Saved entries:
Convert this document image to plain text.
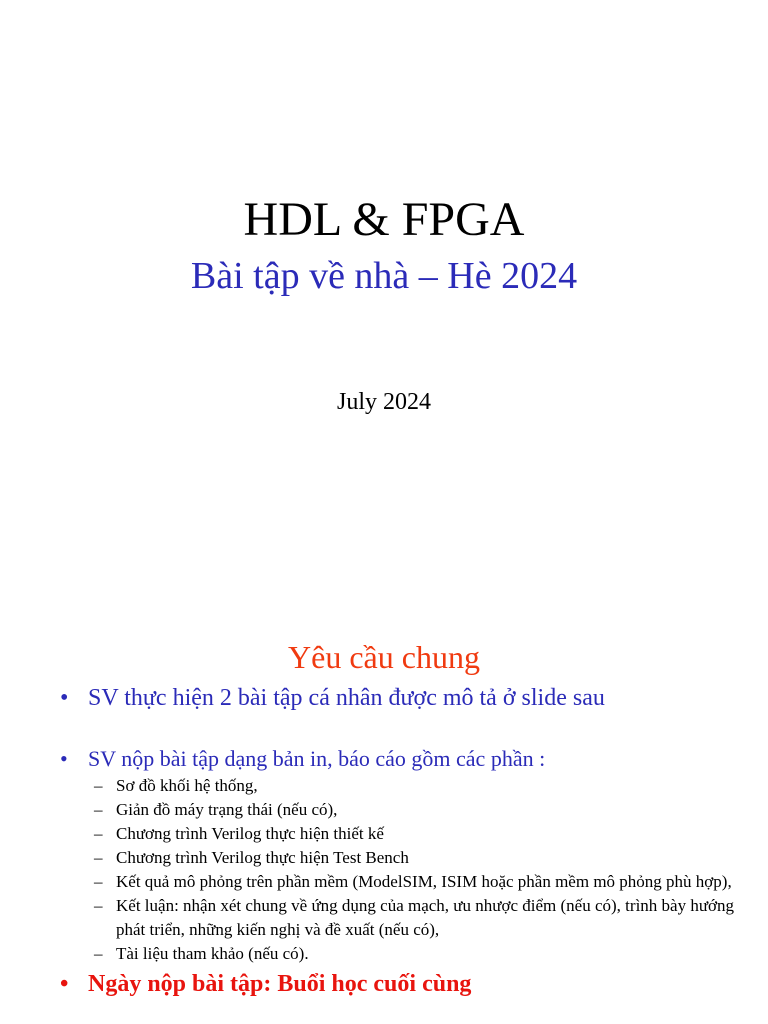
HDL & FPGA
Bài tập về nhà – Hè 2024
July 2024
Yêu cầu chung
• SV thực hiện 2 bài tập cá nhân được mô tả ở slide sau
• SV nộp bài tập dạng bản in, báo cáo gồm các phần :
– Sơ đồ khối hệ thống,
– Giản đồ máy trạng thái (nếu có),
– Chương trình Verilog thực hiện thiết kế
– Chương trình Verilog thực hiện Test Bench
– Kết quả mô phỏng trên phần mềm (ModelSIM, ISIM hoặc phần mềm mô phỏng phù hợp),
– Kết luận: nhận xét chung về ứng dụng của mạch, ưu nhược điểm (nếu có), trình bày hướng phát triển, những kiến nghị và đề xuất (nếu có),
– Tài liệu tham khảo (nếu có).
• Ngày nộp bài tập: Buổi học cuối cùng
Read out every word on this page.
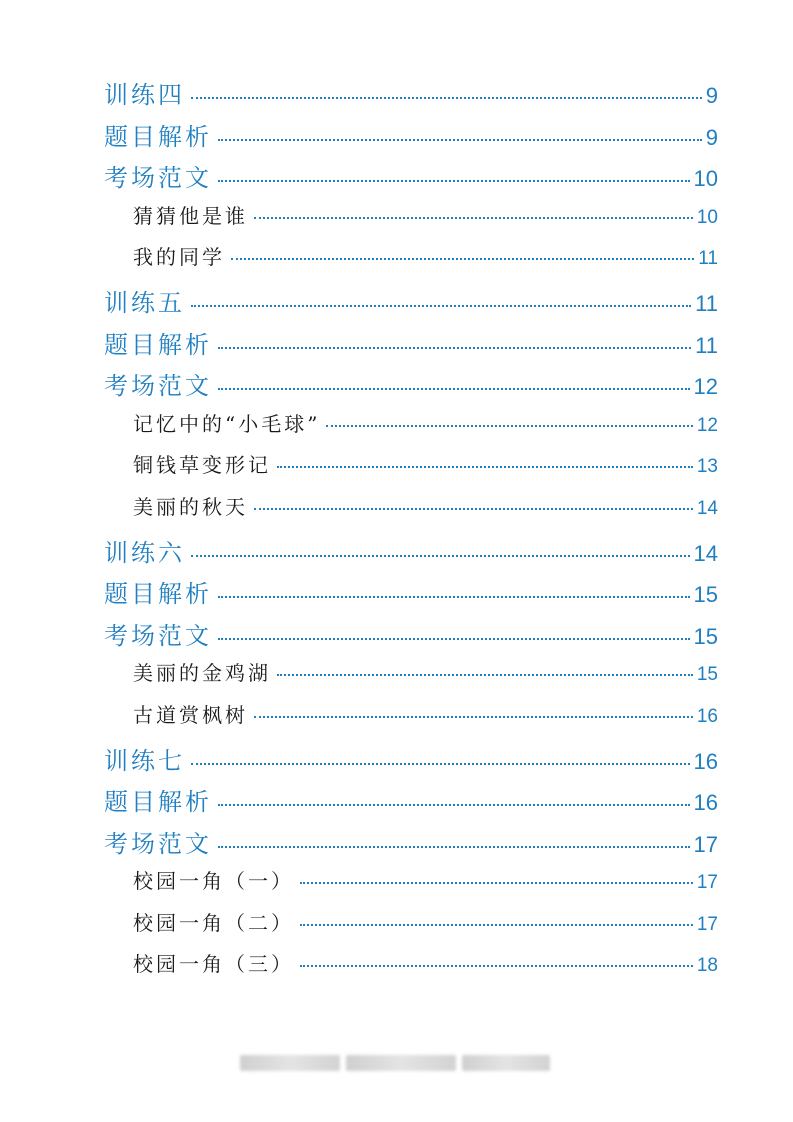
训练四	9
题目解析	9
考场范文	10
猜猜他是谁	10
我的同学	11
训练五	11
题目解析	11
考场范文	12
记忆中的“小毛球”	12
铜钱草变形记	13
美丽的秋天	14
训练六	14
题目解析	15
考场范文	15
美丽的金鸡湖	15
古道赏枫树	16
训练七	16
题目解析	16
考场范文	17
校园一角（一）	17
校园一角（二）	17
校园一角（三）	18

◆ REQUIRED WORK
Pictures are to be left out; otherwise, copy exactly each line from the one containing "Read out every word on this page." through the last line of the listing.

◆ TASK RESULT
Read out every word on this page.
训练四	9
题目解析	9
考场范文	10
猜猜他是谁	10
我的同学	11
训练五	11
题目解析	11
考场范文	12
记忆中的“小毛球”	12
铜钱草变形记	13
美丽的秋天	14
训练六	14
题目解析	15
考场范文	15
美丽的金鸡湖	15
古道赏枫树	16
训练七	16
题目解析	16
考场范文	17
校园一角（一）	17
校园一角（二）	17
校园一角（三）	18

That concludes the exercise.